• Spatial annotation records:
—————

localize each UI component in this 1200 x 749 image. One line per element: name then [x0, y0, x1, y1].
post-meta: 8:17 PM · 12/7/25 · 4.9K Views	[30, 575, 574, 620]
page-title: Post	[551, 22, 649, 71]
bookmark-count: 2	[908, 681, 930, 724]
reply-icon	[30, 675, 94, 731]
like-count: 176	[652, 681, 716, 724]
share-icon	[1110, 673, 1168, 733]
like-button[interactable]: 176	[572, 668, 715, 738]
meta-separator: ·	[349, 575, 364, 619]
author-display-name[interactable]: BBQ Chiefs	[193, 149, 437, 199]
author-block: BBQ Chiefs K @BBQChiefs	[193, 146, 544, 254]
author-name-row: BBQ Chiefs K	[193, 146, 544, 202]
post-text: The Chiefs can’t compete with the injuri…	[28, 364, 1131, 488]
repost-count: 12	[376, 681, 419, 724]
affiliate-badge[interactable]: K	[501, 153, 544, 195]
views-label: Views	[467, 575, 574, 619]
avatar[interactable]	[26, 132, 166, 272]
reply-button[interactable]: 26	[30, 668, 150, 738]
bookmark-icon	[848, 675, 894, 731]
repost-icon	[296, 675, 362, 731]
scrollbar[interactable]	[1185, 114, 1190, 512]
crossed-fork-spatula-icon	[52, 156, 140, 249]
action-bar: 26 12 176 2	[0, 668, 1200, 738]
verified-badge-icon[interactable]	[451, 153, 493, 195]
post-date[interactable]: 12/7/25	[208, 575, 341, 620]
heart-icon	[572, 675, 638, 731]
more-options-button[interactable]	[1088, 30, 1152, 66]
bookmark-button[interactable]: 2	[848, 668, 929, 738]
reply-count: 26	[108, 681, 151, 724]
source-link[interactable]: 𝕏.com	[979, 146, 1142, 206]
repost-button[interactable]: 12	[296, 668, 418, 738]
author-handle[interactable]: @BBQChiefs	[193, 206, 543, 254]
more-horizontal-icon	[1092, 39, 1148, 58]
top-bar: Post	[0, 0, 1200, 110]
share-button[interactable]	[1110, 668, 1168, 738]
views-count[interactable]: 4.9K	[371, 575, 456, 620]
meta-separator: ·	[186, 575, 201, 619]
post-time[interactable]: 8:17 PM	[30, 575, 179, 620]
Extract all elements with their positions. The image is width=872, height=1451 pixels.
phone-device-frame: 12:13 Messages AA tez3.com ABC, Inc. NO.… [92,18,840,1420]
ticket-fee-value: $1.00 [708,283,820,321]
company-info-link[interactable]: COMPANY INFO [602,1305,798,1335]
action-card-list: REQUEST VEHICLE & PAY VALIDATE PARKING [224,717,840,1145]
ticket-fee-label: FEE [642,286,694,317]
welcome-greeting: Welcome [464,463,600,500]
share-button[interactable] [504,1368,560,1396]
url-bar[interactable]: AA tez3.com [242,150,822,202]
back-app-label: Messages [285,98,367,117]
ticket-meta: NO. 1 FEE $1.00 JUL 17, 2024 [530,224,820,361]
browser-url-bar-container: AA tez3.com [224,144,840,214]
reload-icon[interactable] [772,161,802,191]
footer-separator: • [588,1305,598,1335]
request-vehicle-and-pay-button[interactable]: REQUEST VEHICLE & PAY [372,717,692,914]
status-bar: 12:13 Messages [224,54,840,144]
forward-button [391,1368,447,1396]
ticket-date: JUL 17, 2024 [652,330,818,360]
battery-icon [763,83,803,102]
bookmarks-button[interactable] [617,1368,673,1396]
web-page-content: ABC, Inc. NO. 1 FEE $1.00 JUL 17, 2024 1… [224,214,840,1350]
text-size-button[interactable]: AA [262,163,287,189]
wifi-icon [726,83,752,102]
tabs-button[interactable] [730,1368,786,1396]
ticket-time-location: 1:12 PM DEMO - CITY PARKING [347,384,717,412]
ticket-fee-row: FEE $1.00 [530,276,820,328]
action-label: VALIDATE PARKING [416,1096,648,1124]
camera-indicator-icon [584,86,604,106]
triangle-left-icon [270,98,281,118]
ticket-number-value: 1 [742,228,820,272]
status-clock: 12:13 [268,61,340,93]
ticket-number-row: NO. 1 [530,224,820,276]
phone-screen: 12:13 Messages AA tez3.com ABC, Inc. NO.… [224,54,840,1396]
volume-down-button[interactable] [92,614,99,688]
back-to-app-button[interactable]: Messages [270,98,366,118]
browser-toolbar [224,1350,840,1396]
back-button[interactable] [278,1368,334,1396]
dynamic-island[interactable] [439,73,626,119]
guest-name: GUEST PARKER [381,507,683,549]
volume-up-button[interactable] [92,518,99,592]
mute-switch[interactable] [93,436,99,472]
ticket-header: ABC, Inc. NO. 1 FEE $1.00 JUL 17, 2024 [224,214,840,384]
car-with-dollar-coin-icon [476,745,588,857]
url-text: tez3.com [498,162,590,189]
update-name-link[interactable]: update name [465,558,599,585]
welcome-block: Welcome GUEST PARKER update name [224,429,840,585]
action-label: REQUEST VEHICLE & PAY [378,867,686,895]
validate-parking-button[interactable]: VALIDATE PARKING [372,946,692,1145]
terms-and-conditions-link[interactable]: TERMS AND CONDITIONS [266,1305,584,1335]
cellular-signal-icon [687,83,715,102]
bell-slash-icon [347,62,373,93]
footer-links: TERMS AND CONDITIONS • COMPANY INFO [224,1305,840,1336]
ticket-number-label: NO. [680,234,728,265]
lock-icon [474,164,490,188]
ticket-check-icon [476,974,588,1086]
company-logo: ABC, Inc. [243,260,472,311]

—————

• Requirements: Copy out every line of the material above word for word.

• Task solution:
localize each UI component in this 1200 x 749 image. One line per element: name then [x0, y0, x1, y1].
post-meta: 8:17 PM · 12/7/25 · 4.9K Views	[30, 575, 574, 620]
page-title: Post	[551, 22, 649, 71]
bookmark-count: 2	[908, 681, 930, 724]
reply-icon	[30, 675, 94, 731]
like-count: 176	[652, 681, 716, 724]
share-icon	[1110, 673, 1168, 733]
like-button[interactable]: 176	[572, 668, 715, 738]
meta-separator: ·	[349, 575, 364, 619]
author-display-name[interactable]: BBQ Chiefs	[193, 149, 437, 199]
author-block: BBQ Chiefs K @BBQChiefs	[193, 146, 544, 254]
author-name-row: BBQ Chiefs K	[193, 146, 544, 202]
post-text: The Chiefs can’t compete with the injuri…	[28, 364, 1131, 488]
repost-count: 12	[376, 681, 419, 724]
affiliate-badge[interactable]: K	[501, 153, 544, 195]
views-label: Views	[467, 575, 574, 619]
avatar[interactable]	[26, 132, 166, 272]
reply-button[interactable]: 26	[30, 668, 150, 738]
bookmark-icon	[848, 675, 894, 731]
repost-icon	[296, 675, 362, 731]
scrollbar[interactable]	[1185, 114, 1190, 512]
crossed-fork-spatula-icon	[52, 156, 140, 249]
action-bar: 26 12 176 2	[0, 668, 1200, 738]
verified-badge-icon[interactable]	[451, 153, 493, 195]
post-date[interactable]: 12/7/25	[208, 575, 341, 620]
heart-icon	[572, 675, 638, 731]
more-options-button[interactable]	[1088, 30, 1152, 66]
bookmark-button[interactable]: 2	[848, 668, 929, 738]
reply-count: 26	[108, 681, 151, 724]
source-link[interactable]: 𝕏.com	[979, 146, 1142, 206]
repost-button[interactable]: 12	[296, 668, 418, 738]
author-handle[interactable]: @BBQChiefs	[193, 206, 543, 254]
more-horizontal-icon	[1092, 39, 1148, 58]
top-bar: Post	[0, 0, 1200, 110]
share-button[interactable]	[1110, 668, 1168, 738]
views-count[interactable]: 4.9K	[371, 575, 456, 620]
meta-separator: ·	[186, 575, 201, 619]
post-time[interactable]: 8:17 PM	[30, 575, 179, 620]
Extract all elements with their positions. The image is width=872, height=1451 pixels.
phone-device-frame: 12:13 Messages AA tez3.com ABC, Inc. NO.… [92,18,840,1420]
ticket-fee-value: $1.00 [708,283,820,321]
company-info-link[interactable]: COMPANY INFO [602,1305,798,1335]
action-card-list: REQUEST VEHICLE & PAY VALIDATE PARKING [224,717,840,1145]
ticket-fee-label: FEE [642,286,694,317]
welcome-greeting: Welcome [464,463,600,500]
share-button[interactable] [504,1368,560,1396]
url-bar[interactable]: AA tez3.com [242,150,822,202]
back-app-label: Messages [285,98,367,117]
ticket-meta: NO. 1 FEE $1.00 JUL 17, 2024 [530,224,820,361]
browser-url-bar-container: AA tez3.com [224,144,840,214]
reload-icon[interactable] [772,161,802,191]
footer-separator: • [588,1305,598,1335]
request-vehicle-and-pay-button[interactable]: REQUEST VEHICLE & PAY [372,717,692,914]
status-bar: 12:13 Messages [224,54,840,144]
forward-button [391,1368,447,1396]
ticket-date: JUL 17, 2024 [652,330,818,360]
battery-icon [763,83,803,102]
bookmarks-button[interactable] [617,1368,673,1396]
web-page-content: ABC, Inc. NO. 1 FEE $1.00 JUL 17, 2024 1… [224,214,840,1350]
text-size-button[interactable]: AA [262,163,287,189]
wifi-icon [726,83,752,102]
tabs-button[interactable] [730,1368,786,1396]
ticket-time-location: 1:12 PM DEMO - CITY PARKING [347,384,717,412]
ticket-fee-row: FEE $1.00 [530,276,820,328]
action-label: VALIDATE PARKING [416,1096,648,1124]
camera-indicator-icon [584,86,604,106]
triangle-left-icon [270,98,281,118]
ticket-number-value: 1 [742,228,820,272]
status-clock: 12:13 [268,61,340,93]
ticket-number-row: NO. 1 [530,224,820,276]
phone-screen: 12:13 Messages AA tez3.com ABC, Inc. NO.… [224,54,840,1396]
volume-down-button[interactable] [92,614,99,688]
back-to-app-button[interactable]: Messages [270,98,366,118]
browser-toolbar [224,1350,840,1396]
back-button[interactable] [278,1368,334,1396]
dynamic-island[interactable] [439,73,626,119]
guest-name: GUEST PARKER [381,507,683,549]
volume-up-button[interactable] [92,518,99,592]
mute-switch[interactable] [93,436,99,472]
ticket-header: ABC, Inc. NO. 1 FEE $1.00 JUL 17, 2024 [224,214,840,384]
car-with-dollar-coin-icon [476,745,588,857]
url-text: tez3.com [498,162,590,189]
update-name-link[interactable]: update name [465,558,599,585]
welcome-block: Welcome GUEST PARKER update name [224,429,840,585]
action-label: REQUEST VEHICLE & PAY [378,867,686,895]
validate-parking-button[interactable]: VALIDATE PARKING [372,946,692,1145]
terms-and-conditions-link[interactable]: TERMS AND CONDITIONS [266,1305,584,1335]
cellular-signal-icon [687,83,715,102]
bell-slash-icon [347,62,373,93]
footer-links: TERMS AND CONDITIONS • COMPANY INFO [224,1305,840,1336]
ticket-number-label: NO. [680,234,728,265]
lock-icon [474,164,490,188]
ticket-check-icon [476,974,588,1086]
company-logo: ABC, Inc. [243,260,472,311]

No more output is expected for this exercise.